Rows from a dataset:
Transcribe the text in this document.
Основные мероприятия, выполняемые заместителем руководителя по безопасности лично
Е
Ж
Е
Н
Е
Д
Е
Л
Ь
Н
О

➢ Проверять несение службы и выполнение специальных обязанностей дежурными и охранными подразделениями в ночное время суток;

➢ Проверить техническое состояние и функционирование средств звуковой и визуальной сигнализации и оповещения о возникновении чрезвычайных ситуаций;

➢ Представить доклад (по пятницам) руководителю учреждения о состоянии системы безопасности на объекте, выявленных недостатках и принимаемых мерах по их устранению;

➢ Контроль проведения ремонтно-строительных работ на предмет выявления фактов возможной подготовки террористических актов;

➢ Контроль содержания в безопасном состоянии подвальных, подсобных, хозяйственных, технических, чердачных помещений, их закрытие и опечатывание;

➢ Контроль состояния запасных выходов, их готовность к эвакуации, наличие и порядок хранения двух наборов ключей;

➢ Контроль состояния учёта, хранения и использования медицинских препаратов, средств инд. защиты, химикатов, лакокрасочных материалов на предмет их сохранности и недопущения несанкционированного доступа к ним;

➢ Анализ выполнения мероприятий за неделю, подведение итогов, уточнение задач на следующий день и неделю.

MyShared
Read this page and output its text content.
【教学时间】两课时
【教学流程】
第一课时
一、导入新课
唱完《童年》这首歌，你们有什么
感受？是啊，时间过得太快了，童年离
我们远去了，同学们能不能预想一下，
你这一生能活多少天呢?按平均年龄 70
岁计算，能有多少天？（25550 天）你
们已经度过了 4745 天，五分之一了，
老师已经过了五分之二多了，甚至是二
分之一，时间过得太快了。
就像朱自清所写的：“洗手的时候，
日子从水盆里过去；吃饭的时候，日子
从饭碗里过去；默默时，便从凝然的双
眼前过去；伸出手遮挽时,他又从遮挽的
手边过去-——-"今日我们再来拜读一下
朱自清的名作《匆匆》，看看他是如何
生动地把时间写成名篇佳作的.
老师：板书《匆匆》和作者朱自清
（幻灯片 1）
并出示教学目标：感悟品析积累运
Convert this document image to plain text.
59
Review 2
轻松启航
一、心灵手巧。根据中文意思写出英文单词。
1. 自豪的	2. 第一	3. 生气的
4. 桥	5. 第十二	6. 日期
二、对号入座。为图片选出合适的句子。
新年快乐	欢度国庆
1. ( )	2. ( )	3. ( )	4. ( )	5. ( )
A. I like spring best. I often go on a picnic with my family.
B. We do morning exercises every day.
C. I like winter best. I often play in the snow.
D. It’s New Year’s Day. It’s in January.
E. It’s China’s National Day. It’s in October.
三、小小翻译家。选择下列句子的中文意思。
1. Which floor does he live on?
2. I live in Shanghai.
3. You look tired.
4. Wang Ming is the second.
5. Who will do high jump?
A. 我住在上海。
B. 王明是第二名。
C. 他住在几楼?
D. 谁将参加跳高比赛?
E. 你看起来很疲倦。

§ Work to be completed
Return the number of lines that include the word "best", and nothing else.

§ Problem solution
2